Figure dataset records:
**********

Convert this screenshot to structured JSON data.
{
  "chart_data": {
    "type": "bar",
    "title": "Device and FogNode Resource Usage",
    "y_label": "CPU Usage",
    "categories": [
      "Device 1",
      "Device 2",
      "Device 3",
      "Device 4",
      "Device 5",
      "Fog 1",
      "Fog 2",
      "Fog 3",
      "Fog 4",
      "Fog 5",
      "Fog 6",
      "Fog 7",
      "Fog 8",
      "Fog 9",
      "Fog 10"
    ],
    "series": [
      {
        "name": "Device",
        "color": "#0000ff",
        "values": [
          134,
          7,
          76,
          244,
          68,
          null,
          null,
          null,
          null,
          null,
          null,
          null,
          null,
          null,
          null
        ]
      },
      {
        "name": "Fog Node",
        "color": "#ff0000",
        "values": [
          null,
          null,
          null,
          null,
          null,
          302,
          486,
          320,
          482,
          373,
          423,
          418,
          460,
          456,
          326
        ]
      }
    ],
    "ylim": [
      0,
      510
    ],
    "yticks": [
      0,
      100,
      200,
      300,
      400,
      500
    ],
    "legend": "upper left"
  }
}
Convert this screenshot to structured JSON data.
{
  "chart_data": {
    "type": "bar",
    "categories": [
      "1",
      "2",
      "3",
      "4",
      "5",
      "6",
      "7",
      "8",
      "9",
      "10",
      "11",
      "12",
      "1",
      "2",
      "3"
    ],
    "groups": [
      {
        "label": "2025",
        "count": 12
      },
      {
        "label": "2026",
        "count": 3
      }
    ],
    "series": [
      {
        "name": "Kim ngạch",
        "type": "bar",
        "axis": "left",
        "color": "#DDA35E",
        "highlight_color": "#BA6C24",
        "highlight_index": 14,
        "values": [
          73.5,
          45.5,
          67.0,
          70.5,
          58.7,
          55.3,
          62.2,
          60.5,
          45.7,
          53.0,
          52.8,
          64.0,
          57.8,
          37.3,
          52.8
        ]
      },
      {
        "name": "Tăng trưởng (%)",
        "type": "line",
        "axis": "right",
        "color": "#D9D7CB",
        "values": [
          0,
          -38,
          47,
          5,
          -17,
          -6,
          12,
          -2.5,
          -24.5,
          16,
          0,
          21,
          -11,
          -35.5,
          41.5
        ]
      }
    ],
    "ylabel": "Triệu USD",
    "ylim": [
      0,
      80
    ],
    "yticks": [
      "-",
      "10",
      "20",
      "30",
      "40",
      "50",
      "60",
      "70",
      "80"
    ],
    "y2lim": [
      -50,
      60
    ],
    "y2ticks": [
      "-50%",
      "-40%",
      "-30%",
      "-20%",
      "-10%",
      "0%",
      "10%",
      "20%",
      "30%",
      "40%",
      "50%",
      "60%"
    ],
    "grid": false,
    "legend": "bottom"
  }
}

**********

Here, the records must be output exactly and in full.

Exercise response:
Convert this screenshot to structured JSON data.
{
  "chart_data": {
    "type": "bar",
    "title": "Device and FogNode Resource Usage",
    "y_label": "CPU Usage",
    "categories": [
      "Device 1",
      "Device 2",
      "Device 3",
      "Device 4",
      "Device 5",
      "Fog 1",
      "Fog 2",
      "Fog 3",
      "Fog 4",
      "Fog 5",
      "Fog 6",
      "Fog 7",
      "Fog 8",
      "Fog 9",
      "Fog 10"
    ],
    "series": [
      {
        "name": "Device",
        "color": "#0000ff",
        "values": [
          134,
          7,
          76,
          244,
          68,
          null,
          null,
          null,
          null,
          null,
          null,
          null,
          null,
          null,
          null
        ]
      },
      {
        "name": "Fog Node",
        "color": "#ff0000",
        "values": [
          null,
          null,
          null,
          null,
          null,
          302,
          486,
          320,
          482,
          373,
          423,
          418,
          460,
          456,
          326
        ]
      }
    ],
    "ylim": [
      0,
      510
    ],
    "yticks": [
      0,
      100,
      200,
      300,
      400,
      500
    ],
    "legend": "upper left"
  }
}
Convert this screenshot to structured JSON data.
{
  "chart_data": {
    "type": "bar",
    "categories": [
      "1",
      "2",
      "3",
      "4",
      "5",
      "6",
      "7",
      "8",
      "9",
      "10",
      "11",
      "12",
      "1",
      "2",
      "3"
    ],
    "groups": [
      {
        "label": "2025",
        "count": 12
      },
      {
        "label": "2026",
        "count": 3
      }
    ],
    "series": [
      {
        "name": "Kim ngạch",
        "type": "bar",
        "axis": "left",
        "color": "#DDA35E",
        "highlight_color": "#BA6C24",
        "highlight_index": 14,
        "values": [
          73.5,
          45.5,
          67.0,
          70.5,
          58.7,
          55.3,
          62.2,
          60.5,
          45.7,
          53.0,
          52.8,
          64.0,
          57.8,
          37.3,
          52.8
        ]
      },
      {
        "name": "Tăng trưởng (%)",
        "type": "line",
        "axis": "right",
        "color": "#D9D7CB",
        "values": [
          0,
          -38,
          47,
          5,
          -17,
          -6,
          12,
          -2.5,
          -24.5,
          16,
          0,
          21,
          -11,
          -35.5,
          41.5
        ]
      }
    ],
    "ylabel": "Triệu USD",
    "ylim": [
      0,
      80
    ],
    "yticks": [
      "-",
      "10",
      "20",
      "30",
      "40",
      "50",
      "60",
      "70",
      "80"
    ],
    "y2lim": [
      -50,
      60
    ],
    "y2ticks": [
      "-50%",
      "-40%",
      "-30%",
      "-20%",
      "-10%",
      "0%",
      "10%",
      "20%",
      "30%",
      "40%",
      "50%",
      "60%"
    ],
    "grid": false,
    "legend": "bottom"
  }
}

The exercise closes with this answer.